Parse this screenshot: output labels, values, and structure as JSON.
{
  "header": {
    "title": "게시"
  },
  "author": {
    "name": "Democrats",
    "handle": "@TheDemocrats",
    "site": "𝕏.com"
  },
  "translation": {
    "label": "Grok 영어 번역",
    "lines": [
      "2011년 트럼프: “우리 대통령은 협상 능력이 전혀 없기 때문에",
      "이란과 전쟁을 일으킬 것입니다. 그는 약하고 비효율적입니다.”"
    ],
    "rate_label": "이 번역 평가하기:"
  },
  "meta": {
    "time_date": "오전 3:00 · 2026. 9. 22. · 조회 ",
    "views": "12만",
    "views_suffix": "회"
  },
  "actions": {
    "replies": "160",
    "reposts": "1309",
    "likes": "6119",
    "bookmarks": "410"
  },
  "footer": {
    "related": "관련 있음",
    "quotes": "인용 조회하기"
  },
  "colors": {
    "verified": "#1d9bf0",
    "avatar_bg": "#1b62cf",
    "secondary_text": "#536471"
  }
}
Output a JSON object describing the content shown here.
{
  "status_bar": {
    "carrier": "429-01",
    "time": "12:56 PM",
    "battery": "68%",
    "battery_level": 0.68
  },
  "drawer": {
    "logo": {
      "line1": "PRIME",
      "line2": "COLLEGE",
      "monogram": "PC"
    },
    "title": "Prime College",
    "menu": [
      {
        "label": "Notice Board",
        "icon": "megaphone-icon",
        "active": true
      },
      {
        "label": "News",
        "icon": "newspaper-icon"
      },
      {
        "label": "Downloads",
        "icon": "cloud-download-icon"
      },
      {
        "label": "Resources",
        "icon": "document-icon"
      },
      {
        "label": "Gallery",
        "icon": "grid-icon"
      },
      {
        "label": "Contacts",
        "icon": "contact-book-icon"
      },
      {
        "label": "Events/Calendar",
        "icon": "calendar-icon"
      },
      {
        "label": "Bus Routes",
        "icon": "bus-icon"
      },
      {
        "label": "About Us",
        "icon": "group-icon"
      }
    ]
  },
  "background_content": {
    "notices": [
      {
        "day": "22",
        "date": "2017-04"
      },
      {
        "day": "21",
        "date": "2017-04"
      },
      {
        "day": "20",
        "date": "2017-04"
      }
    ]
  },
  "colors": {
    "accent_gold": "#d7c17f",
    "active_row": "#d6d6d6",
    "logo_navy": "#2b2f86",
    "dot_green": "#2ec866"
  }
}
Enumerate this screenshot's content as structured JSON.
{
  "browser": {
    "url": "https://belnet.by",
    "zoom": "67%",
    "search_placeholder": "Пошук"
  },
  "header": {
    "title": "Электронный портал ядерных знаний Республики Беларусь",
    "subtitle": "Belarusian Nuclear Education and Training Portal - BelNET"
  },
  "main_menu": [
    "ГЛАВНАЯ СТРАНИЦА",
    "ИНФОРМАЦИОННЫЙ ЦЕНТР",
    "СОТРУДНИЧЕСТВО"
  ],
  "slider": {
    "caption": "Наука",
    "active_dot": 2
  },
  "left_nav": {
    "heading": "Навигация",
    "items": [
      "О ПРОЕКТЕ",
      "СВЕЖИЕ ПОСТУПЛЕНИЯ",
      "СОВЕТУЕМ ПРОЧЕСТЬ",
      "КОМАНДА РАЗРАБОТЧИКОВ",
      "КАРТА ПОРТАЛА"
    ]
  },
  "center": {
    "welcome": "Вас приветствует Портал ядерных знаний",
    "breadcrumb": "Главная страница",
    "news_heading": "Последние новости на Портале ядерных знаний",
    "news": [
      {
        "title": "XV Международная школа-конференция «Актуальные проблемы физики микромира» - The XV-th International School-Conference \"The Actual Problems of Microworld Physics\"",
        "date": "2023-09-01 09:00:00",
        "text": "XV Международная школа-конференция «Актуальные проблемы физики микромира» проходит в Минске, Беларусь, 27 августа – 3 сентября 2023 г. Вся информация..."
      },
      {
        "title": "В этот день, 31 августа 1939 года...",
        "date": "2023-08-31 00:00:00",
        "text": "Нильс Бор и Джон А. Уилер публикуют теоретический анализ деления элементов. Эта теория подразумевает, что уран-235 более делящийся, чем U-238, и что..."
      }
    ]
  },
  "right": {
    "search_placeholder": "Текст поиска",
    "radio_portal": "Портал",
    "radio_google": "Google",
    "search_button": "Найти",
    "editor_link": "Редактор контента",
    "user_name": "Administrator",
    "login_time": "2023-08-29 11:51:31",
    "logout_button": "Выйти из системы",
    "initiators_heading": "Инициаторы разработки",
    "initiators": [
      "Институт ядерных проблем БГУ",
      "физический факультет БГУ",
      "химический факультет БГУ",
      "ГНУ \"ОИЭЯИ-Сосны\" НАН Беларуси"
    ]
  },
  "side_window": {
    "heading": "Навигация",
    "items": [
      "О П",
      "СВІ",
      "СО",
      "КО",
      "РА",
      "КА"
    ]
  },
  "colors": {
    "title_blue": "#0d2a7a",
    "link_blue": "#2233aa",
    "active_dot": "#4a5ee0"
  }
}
# # #
TASK PROMPT
Reproduce the whole listing word for word.

FINISHED TASK
Parse this screenshot: output labels, values, and structure as JSON.
{
  "header": {
    "title": "게시"
  },
  "author": {
    "name": "Democrats",
    "handle": "@TheDemocrats",
    "site": "𝕏.com"
  },
  "translation": {
    "label": "Grok 영어 번역",
    "lines": [
      "2011년 트럼프: “우리 대통령은 협상 능력이 전혀 없기 때문에",
      "이란과 전쟁을 일으킬 것입니다. 그는 약하고 비효율적입니다.”"
    ],
    "rate_label": "이 번역 평가하기:"
  },
  "meta": {
    "time_date": "오전 3:00 · 2026. 9. 22. · 조회 ",
    "views": "12만",
    "views_suffix": "회"
  },
  "actions": {
    "replies": "160",
    "reposts": "1309",
    "likes": "6119",
    "bookmarks": "410"
  },
  "footer": {
    "related": "관련 있음",
    "quotes": "인용 조회하기"
  },
  "colors": {
    "verified": "#1d9bf0",
    "avatar_bg": "#1b62cf",
    "secondary_text": "#536471"
  }
}
Output a JSON object describing the content shown here.
{
  "status_bar": {
    "carrier": "429-01",
    "time": "12:56 PM",
    "battery": "68%",
    "battery_level": 0.68
  },
  "drawer": {
    "logo": {
      "line1": "PRIME",
      "line2": "COLLEGE",
      "monogram": "PC"
    },
    "title": "Prime College",
    "menu": [
      {
        "label": "Notice Board",
        "icon": "megaphone-icon",
        "active": true
      },
      {
        "label": "News",
        "icon": "newspaper-icon"
      },
      {
        "label": "Downloads",
        "icon": "cloud-download-icon"
      },
      {
        "label": "Resources",
        "icon": "document-icon"
      },
      {
        "label": "Gallery",
        "icon": "grid-icon"
      },
      {
        "label": "Contacts",
        "icon": "contact-book-icon"
      },
      {
        "label": "Events/Calendar",
        "icon": "calendar-icon"
      },
      {
        "label": "Bus Routes",
        "icon": "bus-icon"
      },
      {
        "label": "About Us",
        "icon": "group-icon"
      }
    ]
  },
  "background_content": {
    "notices": [
      {
        "day": "22",
        "date": "2017-04"
      },
      {
        "day": "21",
        "date": "2017-04"
      },
      {
        "day": "20",
        "date": "2017-04"
      }
    ]
  },
  "colors": {
    "accent_gold": "#d7c17f",
    "active_row": "#d6d6d6",
    "logo_navy": "#2b2f86",
    "dot_green": "#2ec866"
  }
}
Enumerate this screenshot's content as structured JSON.
{
  "browser": {
    "url": "https://belnet.by",
    "zoom": "67%",
    "search_placeholder": "Пошук"
  },
  "header": {
    "title": "Электронный портал ядерных знаний Республики Беларусь",
    "subtitle": "Belarusian Nuclear Education and Training Portal - BelNET"
  },
  "main_menu": [
    "ГЛАВНАЯ СТРАНИЦА",
    "ИНФОРМАЦИОННЫЙ ЦЕНТР",
    "СОТРУДНИЧЕСТВО"
  ],
  "slider": {
    "caption": "Наука",
    "active_dot": 2
  },
  "left_nav": {
    "heading": "Навигация",
    "items": [
      "О ПРОЕКТЕ",
      "СВЕЖИЕ ПОСТУПЛЕНИЯ",
      "СОВЕТУЕМ ПРОЧЕСТЬ",
      "КОМАНДА РАЗРАБОТЧИКОВ",
      "КАРТА ПОРТАЛА"
    ]
  },
  "center": {
    "welcome": "Вас приветствует Портал ядерных знаний",
    "breadcrumb": "Главная страница",
    "news_heading": "Последние новости на Портале ядерных знаний",
    "news": [
      {
        "title": "XV Международная школа-конференция «Актуальные проблемы физики микромира» - The XV-th International School-Conference \"The Actual Problems of Microworld Physics\"",
        "date": "2023-09-01 09:00:00",
        "text": "XV Международная школа-конференция «Актуальные проблемы физики микромира» проходит в Минске, Беларусь, 27 августа – 3 сентября 2023 г. Вся информация..."
      },
      {
        "title": "В этот день, 31 августа 1939 года...",
        "date": "2023-08-31 00:00:00",
        "text": "Нильс Бор и Джон А. Уилер публикуют теоретический анализ деления элементов. Эта теория подразумевает, что уран-235 более делящийся, чем U-238, и что..."
      }
    ]
  },
  "right": {
    "search_placeholder": "Текст поиска",
    "radio_portal": "Портал",
    "radio_google": "Google",
    "search_button": "Найти",
    "editor_link": "Редактор контента",
    "user_name": "Administrator",
    "login_time": "2023-08-29 11:51:31",
    "logout_button": "Выйти из системы",
    "initiators_heading": "Инициаторы разработки",
    "initiators": [
      "Институт ядерных проблем БГУ",
      "физический факультет БГУ",
      "химический факультет БГУ",
      "ГНУ \"ОИЭЯИ-Сосны\" НАН Беларуси"
    ]
  },
  "side_window": {
    "heading": "Навигация",
    "items": [
      "О П",
      "СВІ",
      "СО",
      "КО",
      "РА",
      "КА"
    ]
  },
  "colors": {
    "title_blue": "#0d2a7a",
    "link_blue": "#2233aa",
    "active_dot": "#4a5ee0"
  }
}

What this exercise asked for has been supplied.